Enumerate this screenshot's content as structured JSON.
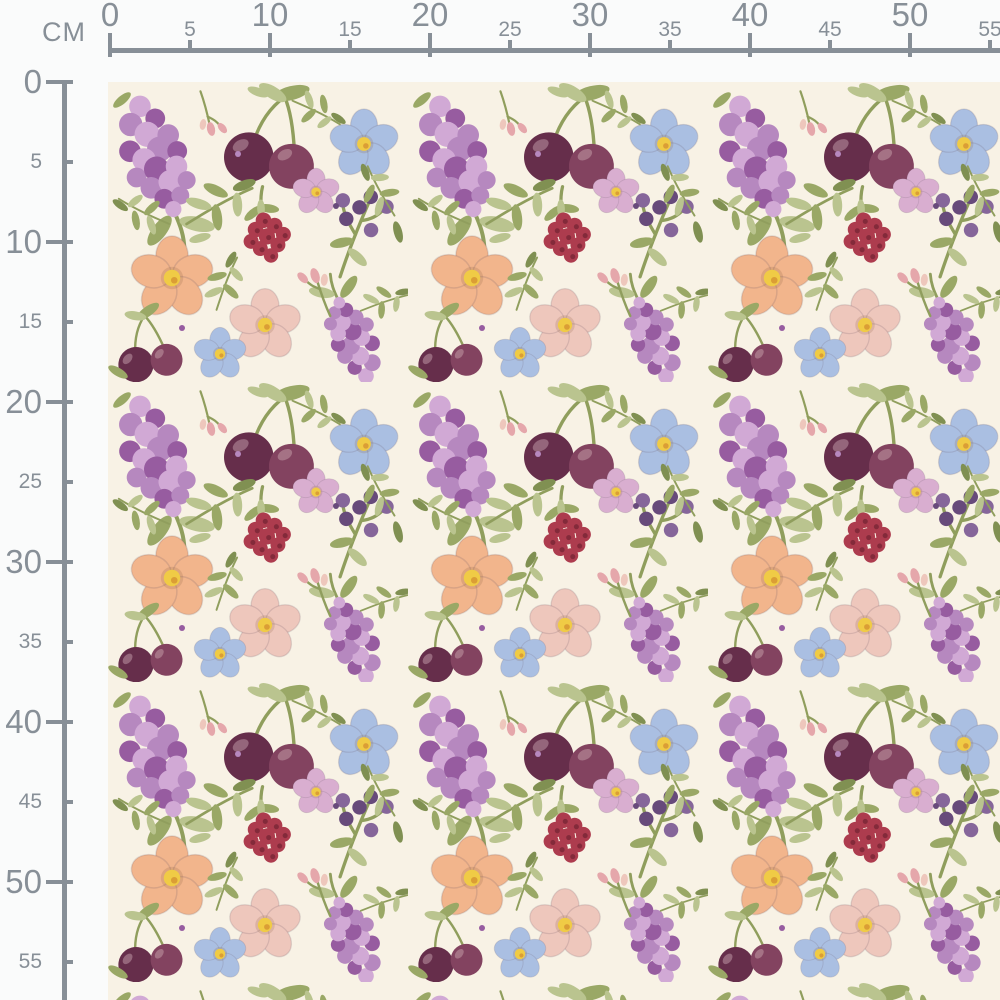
{
  "ruler": {
    "unit_label": "CM",
    "top_labels": [
      "0",
      "5",
      "10",
      "15",
      "20",
      "25",
      "30",
      "35",
      "40",
      "45",
      "50",
      "55"
    ],
    "left_labels": [
      "0",
      "5",
      "10",
      "15",
      "20",
      "25",
      "30",
      "35",
      "40",
      "45",
      "50",
      "55"
    ]
  },
  "fabric": {
    "description": "cream watercolor floral fabric swatch with lilacs, plums, cherries, raspberries, blue and peach flowers, berries and olive leaves"
  },
  "palette": {
    "page_bg": "#fafbfb",
    "ruler_color": "#878f97",
    "fabric_bg": "#f8f2e5",
    "lilac_light": "#cfa6d4",
    "lilac_mid": "#b283bd",
    "lilac_dark": "#91549c",
    "plum_dark": "#5e2342",
    "plum_mid": "#7c3a58",
    "berry_red": "#a93245",
    "berry_red_dark": "#7c1f30",
    "berry_purple": "#5f4175",
    "berry_purple_light": "#7f5f96",
    "blue_petal": "#a6bde2",
    "peach_petal": "#f2b287",
    "pink_petal": "#eec5ba",
    "pink_dark": "#e4a3a8",
    "mauve_petal": "#d7abcf",
    "flower_center": "#f0c93c",
    "flower_center_dark": "#d99a2b",
    "leaf_light": "#b6c28a",
    "leaf_mid": "#95a55f",
    "leaf_dark": "#798b4a",
    "stem": "#8a9a55"
  }
}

****

Given instruction — Would you mind returning each entry above word for word, skipping the images?

Response —
Enumerate this screenshot's content as structured JSON.
{
  "ruler": {
    "unit_label": "CM",
    "top_labels": [
      "0",
      "5",
      "10",
      "15",
      "20",
      "25",
      "30",
      "35",
      "40",
      "45",
      "50",
      "55"
    ],
    "left_labels": [
      "0",
      "5",
      "10",
      "15",
      "20",
      "25",
      "30",
      "35",
      "40",
      "45",
      "50",
      "55"
    ]
  },
  "fabric": {
    "description": "cream watercolor floral fabric swatch with lilacs, plums, cherries, raspberries, blue and peach flowers, berries and olive leaves"
  },
  "palette": {
    "page_bg": "#fafbfb",
    "ruler_color": "#878f97",
    "fabric_bg": "#f8f2e5",
    "lilac_light": "#cfa6d4",
    "lilac_mid": "#b283bd",
    "lilac_dark": "#91549c",
    "plum_dark": "#5e2342",
    "plum_mid": "#7c3a58",
    "berry_red": "#a93245",
    "berry_red_dark": "#7c1f30",
    "berry_purple": "#5f4175",
    "berry_purple_light": "#7f5f96",
    "blue_petal": "#a6bde2",
    "peach_petal": "#f2b287",
    "pink_petal": "#eec5ba",
    "pink_dark": "#e4a3a8",
    "mauve_petal": "#d7abcf",
    "flower_center": "#f0c93c",
    "flower_center_dark": "#d99a2b",
    "leaf_light": "#b6c28a",
    "leaf_mid": "#95a55f",
    "leaf_dark": "#798b4a",
    "stem": "#8a9a55"
  }
}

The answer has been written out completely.